Source data
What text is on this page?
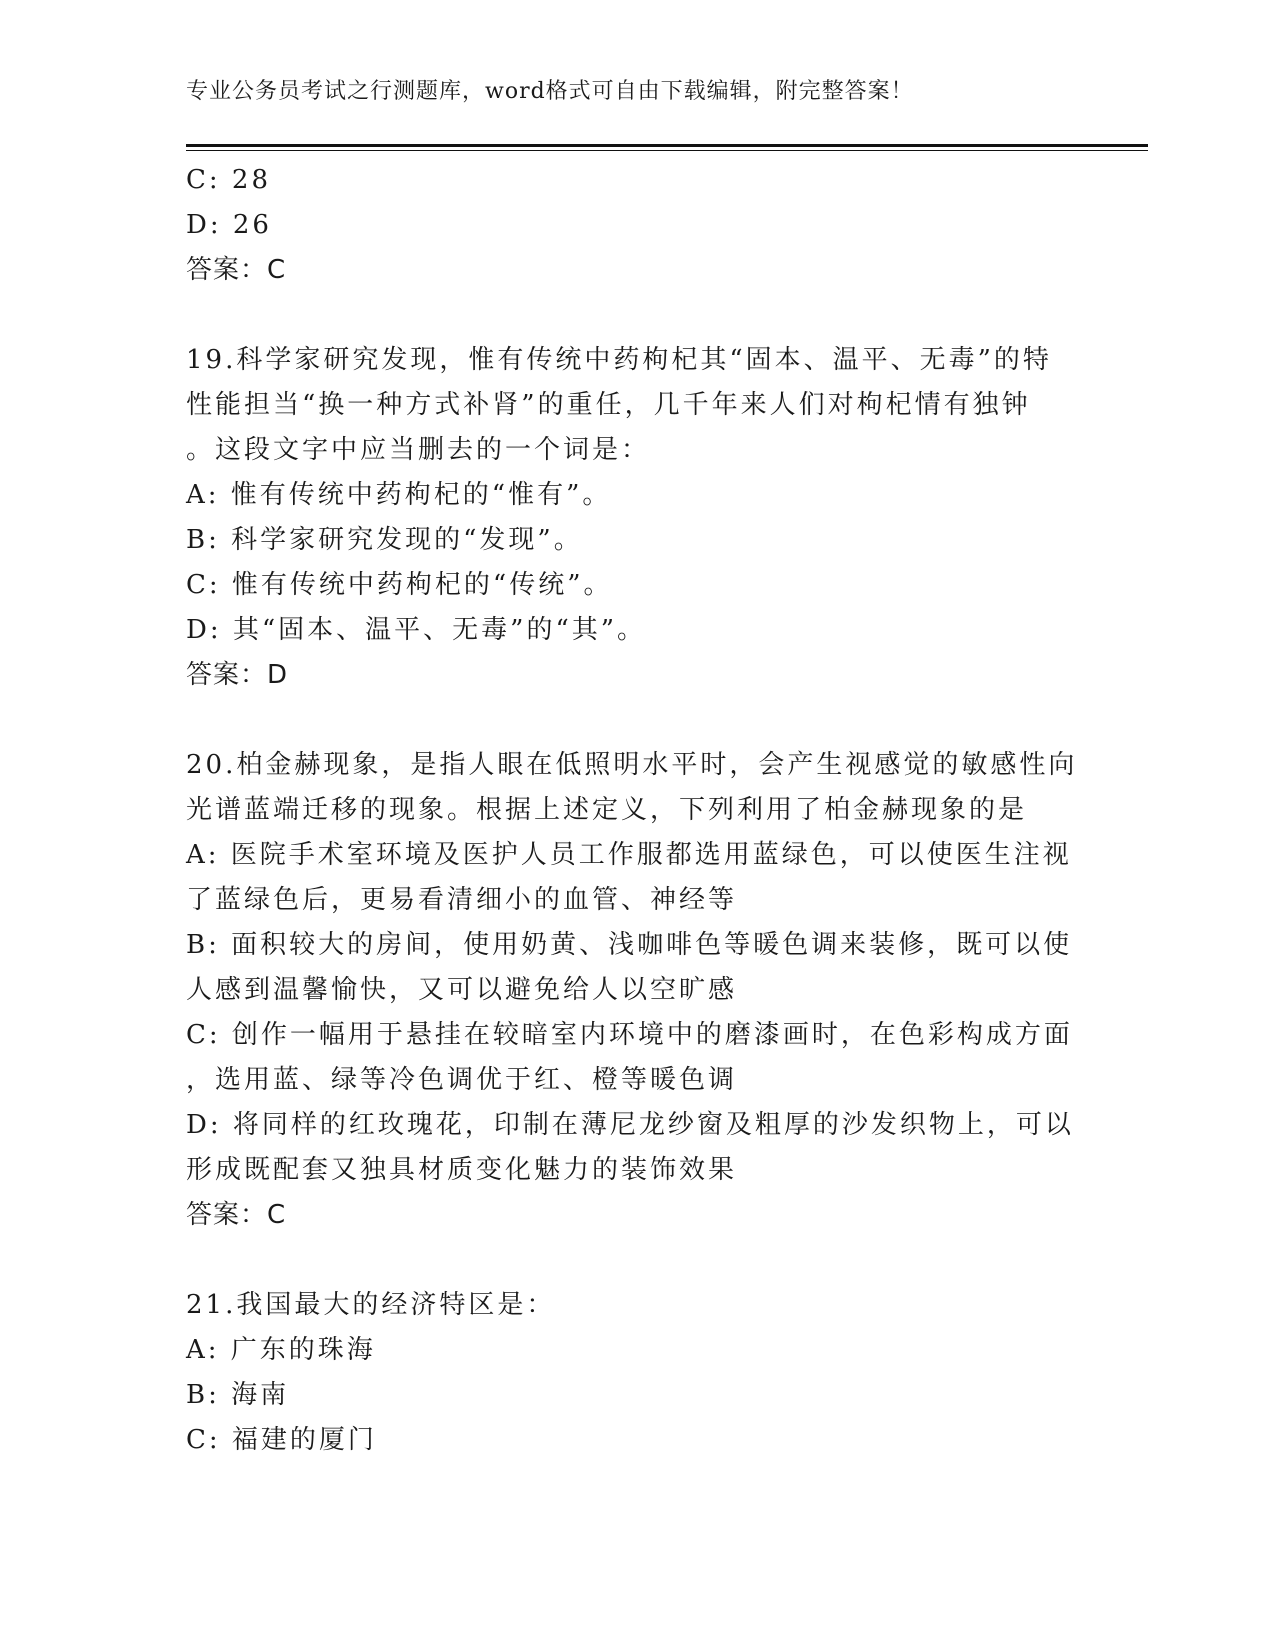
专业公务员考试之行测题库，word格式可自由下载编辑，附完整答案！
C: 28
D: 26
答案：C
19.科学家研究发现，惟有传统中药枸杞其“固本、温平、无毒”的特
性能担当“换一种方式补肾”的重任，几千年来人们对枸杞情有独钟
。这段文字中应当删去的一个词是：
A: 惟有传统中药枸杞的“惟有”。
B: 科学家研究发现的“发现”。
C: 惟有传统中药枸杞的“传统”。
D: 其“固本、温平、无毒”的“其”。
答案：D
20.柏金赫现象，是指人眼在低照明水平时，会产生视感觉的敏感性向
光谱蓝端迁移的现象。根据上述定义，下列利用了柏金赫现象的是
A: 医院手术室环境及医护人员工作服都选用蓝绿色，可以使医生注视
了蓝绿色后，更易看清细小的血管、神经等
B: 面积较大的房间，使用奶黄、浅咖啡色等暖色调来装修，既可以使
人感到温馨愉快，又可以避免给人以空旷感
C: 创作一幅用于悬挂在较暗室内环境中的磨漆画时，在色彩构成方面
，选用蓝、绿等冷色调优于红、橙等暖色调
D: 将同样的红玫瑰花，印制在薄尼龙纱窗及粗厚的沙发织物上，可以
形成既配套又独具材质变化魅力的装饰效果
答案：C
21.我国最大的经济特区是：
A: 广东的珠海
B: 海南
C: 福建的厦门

» **Directions**
Above are records with pictures; repeat the records exactly and leave the pictures out.

» **Exercise solution**
What text is on this page?
专业公务员考试之行测题库，word格式可自由下载编辑，附完整答案！
C: 28
D: 26
答案：C
19.科学家研究发现，惟有传统中药枸杞其“固本、温平、无毒”的特
性能担当“换一种方式补肾”的重任，几千年来人们对枸杞情有独钟
。这段文字中应当删去的一个词是：
A: 惟有传统中药枸杞的“惟有”。
B: 科学家研究发现的“发现”。
C: 惟有传统中药枸杞的“传统”。
D: 其“固本、温平、无毒”的“其”。
答案：D
20.柏金赫现象，是指人眼在低照明水平时，会产生视感觉的敏感性向
光谱蓝端迁移的现象。根据上述定义，下列利用了柏金赫现象的是
A: 医院手术室环境及医护人员工作服都选用蓝绿色，可以使医生注视
了蓝绿色后，更易看清细小的血管、神经等
B: 面积较大的房间，使用奶黄、浅咖啡色等暖色调来装修，既可以使
人感到温馨愉快，又可以避免给人以空旷感
C: 创作一幅用于悬挂在较暗室内环境中的磨漆画时，在色彩构成方面
，选用蓝、绿等冷色调优于红、橙等暖色调
D: 将同样的红玫瑰花，印制在薄尼龙纱窗及粗厚的沙发织物上，可以
形成既配套又独具材质变化魅力的装饰效果
答案：C
21.我国最大的经济特区是：
A: 广东的珠海
B: 海南
C: 福建的厦门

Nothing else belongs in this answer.